▸ **Task statement**
In the listing below, find every line containing "zero" and copy it out.

▸ **Entries supplied**
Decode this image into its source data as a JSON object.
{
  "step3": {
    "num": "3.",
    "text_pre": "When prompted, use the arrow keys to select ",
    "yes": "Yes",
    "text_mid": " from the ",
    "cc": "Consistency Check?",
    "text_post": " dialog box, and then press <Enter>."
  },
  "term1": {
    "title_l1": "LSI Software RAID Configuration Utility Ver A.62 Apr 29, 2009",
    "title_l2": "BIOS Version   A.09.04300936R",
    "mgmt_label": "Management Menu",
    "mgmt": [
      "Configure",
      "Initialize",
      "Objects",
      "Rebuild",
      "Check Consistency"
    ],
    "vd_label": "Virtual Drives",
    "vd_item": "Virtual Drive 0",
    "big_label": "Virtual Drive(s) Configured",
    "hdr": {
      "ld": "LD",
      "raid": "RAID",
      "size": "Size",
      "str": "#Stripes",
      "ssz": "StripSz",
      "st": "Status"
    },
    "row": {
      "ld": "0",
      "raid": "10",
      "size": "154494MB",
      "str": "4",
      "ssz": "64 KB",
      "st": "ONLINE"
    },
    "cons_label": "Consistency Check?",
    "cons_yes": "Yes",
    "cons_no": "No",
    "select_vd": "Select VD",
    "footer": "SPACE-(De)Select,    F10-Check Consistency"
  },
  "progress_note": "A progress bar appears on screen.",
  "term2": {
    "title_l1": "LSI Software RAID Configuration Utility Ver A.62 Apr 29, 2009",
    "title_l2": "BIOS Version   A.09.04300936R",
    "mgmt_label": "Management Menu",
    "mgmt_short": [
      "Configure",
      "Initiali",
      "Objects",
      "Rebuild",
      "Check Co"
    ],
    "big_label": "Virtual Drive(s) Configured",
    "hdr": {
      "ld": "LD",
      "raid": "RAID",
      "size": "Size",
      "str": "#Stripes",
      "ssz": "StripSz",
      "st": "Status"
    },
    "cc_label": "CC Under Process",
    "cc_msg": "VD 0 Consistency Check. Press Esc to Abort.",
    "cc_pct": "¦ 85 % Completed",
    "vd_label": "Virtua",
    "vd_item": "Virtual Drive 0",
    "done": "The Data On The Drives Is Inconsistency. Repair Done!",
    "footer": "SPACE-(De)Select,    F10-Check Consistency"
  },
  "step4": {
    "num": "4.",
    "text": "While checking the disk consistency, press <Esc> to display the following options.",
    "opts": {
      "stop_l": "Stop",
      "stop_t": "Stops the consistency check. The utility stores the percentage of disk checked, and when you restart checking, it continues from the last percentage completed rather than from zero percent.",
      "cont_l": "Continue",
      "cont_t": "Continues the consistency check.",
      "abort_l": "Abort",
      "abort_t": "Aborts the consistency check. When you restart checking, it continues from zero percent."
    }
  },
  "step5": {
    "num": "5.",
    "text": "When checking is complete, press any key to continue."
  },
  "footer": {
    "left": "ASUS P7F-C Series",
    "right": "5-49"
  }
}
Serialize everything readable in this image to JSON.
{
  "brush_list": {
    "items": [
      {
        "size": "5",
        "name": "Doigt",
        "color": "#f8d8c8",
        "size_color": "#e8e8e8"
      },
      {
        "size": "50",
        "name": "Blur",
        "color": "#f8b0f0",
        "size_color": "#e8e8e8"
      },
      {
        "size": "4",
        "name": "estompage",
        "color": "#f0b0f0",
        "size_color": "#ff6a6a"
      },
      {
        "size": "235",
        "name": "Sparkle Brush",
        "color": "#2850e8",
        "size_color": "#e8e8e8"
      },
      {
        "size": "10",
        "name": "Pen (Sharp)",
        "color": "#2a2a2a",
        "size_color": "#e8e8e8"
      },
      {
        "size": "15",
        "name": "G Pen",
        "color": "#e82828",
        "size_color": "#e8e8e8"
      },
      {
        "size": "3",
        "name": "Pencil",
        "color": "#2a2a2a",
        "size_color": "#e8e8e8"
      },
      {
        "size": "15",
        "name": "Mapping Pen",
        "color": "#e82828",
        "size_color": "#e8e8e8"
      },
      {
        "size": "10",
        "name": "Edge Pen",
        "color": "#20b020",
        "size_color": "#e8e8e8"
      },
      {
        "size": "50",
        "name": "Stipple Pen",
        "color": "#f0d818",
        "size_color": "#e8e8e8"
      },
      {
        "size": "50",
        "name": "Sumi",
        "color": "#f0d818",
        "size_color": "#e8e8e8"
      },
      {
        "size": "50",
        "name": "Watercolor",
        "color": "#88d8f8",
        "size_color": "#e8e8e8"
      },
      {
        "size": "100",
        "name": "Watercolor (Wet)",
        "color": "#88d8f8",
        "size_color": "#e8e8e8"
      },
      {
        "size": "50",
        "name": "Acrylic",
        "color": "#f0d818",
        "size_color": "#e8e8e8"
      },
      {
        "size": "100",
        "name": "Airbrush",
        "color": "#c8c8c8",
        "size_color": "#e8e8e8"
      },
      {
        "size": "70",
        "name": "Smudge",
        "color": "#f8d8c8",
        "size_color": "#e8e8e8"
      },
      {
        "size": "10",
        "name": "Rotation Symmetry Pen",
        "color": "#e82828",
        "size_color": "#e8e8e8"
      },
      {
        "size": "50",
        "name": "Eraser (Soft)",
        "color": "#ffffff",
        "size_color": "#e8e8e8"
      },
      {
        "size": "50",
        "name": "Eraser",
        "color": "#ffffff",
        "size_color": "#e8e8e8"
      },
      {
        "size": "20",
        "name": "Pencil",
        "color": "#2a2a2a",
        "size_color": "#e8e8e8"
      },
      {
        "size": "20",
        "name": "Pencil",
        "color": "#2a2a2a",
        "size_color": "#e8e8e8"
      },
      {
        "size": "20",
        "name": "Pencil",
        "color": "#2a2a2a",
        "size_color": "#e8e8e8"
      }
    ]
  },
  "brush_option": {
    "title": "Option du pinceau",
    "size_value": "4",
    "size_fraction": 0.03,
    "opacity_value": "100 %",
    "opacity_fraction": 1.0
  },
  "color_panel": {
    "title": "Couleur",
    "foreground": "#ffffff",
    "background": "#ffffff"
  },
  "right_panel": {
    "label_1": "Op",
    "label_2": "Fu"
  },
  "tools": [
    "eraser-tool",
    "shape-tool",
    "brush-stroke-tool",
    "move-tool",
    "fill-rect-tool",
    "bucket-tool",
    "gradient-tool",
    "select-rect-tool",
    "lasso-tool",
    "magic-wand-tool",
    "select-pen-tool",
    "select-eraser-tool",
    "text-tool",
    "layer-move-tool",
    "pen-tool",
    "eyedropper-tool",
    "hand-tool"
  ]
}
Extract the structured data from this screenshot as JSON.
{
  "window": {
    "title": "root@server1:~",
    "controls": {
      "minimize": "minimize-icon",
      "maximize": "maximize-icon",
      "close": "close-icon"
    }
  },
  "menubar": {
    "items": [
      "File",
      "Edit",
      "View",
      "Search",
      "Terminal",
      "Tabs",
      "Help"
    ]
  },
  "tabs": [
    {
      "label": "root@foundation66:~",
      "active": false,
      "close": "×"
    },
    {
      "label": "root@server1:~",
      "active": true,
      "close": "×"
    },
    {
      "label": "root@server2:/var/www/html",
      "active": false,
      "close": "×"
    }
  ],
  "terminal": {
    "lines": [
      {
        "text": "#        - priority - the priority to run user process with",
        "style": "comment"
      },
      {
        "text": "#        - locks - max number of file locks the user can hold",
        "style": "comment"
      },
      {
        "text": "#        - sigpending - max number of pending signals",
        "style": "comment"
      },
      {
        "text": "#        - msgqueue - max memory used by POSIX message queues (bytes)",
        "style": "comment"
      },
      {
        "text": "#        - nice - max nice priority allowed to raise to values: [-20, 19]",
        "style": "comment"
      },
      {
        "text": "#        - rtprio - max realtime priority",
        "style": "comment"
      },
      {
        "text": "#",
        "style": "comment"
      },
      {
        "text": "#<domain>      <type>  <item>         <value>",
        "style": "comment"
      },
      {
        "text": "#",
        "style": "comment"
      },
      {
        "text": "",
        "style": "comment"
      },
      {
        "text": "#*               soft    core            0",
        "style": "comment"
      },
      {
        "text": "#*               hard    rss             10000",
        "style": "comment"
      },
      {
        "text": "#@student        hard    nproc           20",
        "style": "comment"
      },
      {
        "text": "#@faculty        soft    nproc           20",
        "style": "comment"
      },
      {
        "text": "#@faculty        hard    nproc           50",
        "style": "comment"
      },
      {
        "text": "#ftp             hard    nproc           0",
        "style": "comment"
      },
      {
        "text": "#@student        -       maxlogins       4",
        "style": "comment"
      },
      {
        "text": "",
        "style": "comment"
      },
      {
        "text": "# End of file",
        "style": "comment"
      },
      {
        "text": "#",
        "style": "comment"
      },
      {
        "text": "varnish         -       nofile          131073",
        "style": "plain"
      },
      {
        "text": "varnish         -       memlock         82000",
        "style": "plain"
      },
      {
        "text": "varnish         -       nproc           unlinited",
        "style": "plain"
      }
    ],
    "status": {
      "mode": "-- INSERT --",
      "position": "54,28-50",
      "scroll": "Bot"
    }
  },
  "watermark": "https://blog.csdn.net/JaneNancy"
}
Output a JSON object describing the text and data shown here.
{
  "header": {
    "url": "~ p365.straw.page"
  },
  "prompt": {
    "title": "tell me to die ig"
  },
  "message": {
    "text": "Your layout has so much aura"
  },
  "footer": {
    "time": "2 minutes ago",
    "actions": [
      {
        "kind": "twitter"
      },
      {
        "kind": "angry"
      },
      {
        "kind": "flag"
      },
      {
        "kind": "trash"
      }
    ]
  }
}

▸ **Reply to the task**
      "stop_t": "Stops the consistency check. The utility stores the percentage of disk checked, and when you restart checking, it continues from the last percentage completed rather than from zero percent.",
      "abort_t": "Aborts the consistency check. When you restart checking, it continues from zero percent."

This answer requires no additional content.